* BEGIN Listing *

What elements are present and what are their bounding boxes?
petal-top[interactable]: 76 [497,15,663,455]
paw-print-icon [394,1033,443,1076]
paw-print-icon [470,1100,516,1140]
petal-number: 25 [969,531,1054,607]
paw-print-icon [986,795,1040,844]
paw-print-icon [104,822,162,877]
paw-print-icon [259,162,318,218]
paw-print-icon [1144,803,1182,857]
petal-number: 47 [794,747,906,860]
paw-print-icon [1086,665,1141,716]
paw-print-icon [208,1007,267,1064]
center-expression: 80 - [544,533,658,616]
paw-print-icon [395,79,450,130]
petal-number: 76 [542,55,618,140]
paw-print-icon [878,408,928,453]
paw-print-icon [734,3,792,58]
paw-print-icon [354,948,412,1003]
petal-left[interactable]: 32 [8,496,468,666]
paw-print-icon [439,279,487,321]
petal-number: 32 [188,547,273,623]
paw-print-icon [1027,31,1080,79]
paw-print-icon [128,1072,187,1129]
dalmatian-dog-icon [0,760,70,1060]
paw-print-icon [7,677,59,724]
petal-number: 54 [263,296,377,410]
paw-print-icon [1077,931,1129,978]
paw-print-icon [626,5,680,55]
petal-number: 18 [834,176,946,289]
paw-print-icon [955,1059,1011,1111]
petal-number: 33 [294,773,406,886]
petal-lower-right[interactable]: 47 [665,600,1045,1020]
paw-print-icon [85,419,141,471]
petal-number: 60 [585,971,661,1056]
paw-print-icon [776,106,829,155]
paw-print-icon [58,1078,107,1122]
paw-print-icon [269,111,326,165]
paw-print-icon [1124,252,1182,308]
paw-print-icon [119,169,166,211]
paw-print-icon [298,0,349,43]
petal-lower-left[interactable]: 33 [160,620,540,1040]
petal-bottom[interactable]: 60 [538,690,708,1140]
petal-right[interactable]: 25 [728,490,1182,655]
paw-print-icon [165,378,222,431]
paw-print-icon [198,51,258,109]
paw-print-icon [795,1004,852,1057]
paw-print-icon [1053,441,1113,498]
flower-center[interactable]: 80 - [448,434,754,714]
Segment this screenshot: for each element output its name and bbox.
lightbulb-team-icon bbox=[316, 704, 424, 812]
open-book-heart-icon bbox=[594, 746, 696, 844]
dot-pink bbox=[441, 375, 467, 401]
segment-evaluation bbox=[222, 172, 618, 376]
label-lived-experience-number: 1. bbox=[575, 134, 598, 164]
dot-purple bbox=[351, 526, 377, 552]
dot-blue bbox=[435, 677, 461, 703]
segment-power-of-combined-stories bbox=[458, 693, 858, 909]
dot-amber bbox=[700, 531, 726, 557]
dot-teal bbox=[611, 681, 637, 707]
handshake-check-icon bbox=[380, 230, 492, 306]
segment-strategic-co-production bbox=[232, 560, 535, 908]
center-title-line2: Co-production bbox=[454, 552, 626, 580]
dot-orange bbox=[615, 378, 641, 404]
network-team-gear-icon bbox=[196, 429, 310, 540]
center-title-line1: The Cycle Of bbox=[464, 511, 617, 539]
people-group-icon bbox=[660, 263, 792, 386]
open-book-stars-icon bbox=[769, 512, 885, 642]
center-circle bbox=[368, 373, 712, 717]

* END Listing *

* [What to do]:
Copy out every line of the records above, character for character, without changing anything.

* [Reply]:
What elements are present and what are their bounding boxes?
petal-top[interactable]: 76 [497,15,663,455]
paw-print-icon [394,1033,443,1076]
paw-print-icon [470,1100,516,1140]
petal-number: 25 [969,531,1054,607]
paw-print-icon [986,795,1040,844]
paw-print-icon [104,822,162,877]
paw-print-icon [259,162,318,218]
paw-print-icon [1144,803,1182,857]
petal-number: 47 [794,747,906,860]
paw-print-icon [1086,665,1141,716]
paw-print-icon [208,1007,267,1064]
center-expression: 80 - [544,533,658,616]
paw-print-icon [395,79,450,130]
petal-number: 76 [542,55,618,140]
paw-print-icon [878,408,928,453]
paw-print-icon [734,3,792,58]
paw-print-icon [354,948,412,1003]
petal-left[interactable]: 32 [8,496,468,666]
paw-print-icon [439,279,487,321]
petal-number: 32 [188,547,273,623]
paw-print-icon [1027,31,1080,79]
paw-print-icon [128,1072,187,1129]
dalmatian-dog-icon [0,760,70,1060]
paw-print-icon [7,677,59,724]
petal-number: 54 [263,296,377,410]
paw-print-icon [1077,931,1129,978]
paw-print-icon [626,5,680,55]
petal-number: 18 [834,176,946,289]
paw-print-icon [955,1059,1011,1111]
petal-number: 33 [294,773,406,886]
petal-lower-right[interactable]: 47 [665,600,1045,1020]
paw-print-icon [85,419,141,471]
petal-number: 60 [585,971,661,1056]
paw-print-icon [776,106,829,155]
paw-print-icon [58,1078,107,1122]
paw-print-icon [269,111,326,165]
paw-print-icon [1124,252,1182,308]
paw-print-icon [119,169,166,211]
paw-print-icon [298,0,349,43]
petal-lower-left[interactable]: 33 [160,620,540,1040]
petal-bottom[interactable]: 60 [538,690,708,1140]
petal-right[interactable]: 25 [728,490,1182,655]
paw-print-icon [165,378,222,431]
paw-print-icon [198,51,258,109]
paw-print-icon [795,1004,852,1057]
paw-print-icon [1053,441,1113,498]
flower-center[interactable]: 80 - [448,434,754,714]
Segment this screenshot: for each element output its name and bbox.
lightbulb-team-icon bbox=[316, 704, 424, 812]
open-book-heart-icon bbox=[594, 746, 696, 844]
dot-pink bbox=[441, 375, 467, 401]
segment-evaluation bbox=[222, 172, 618, 376]
label-lived-experience-number: 1. bbox=[575, 134, 598, 164]
dot-purple bbox=[351, 526, 377, 552]
dot-blue bbox=[435, 677, 461, 703]
segment-power-of-combined-stories bbox=[458, 693, 858, 909]
dot-amber bbox=[700, 531, 726, 557]
dot-teal bbox=[611, 681, 637, 707]
handshake-check-icon bbox=[380, 230, 492, 306]
segment-strategic-co-production bbox=[232, 560, 535, 908]
center-title-line2: Co-production bbox=[454, 552, 626, 580]
dot-orange bbox=[615, 378, 641, 404]
network-team-gear-icon bbox=[196, 429, 310, 540]
center-title-line1: The Cycle Of bbox=[464, 511, 617, 539]
people-group-icon bbox=[660, 263, 792, 386]
open-book-stars-icon bbox=[769, 512, 885, 642]
center-circle bbox=[368, 373, 712, 717]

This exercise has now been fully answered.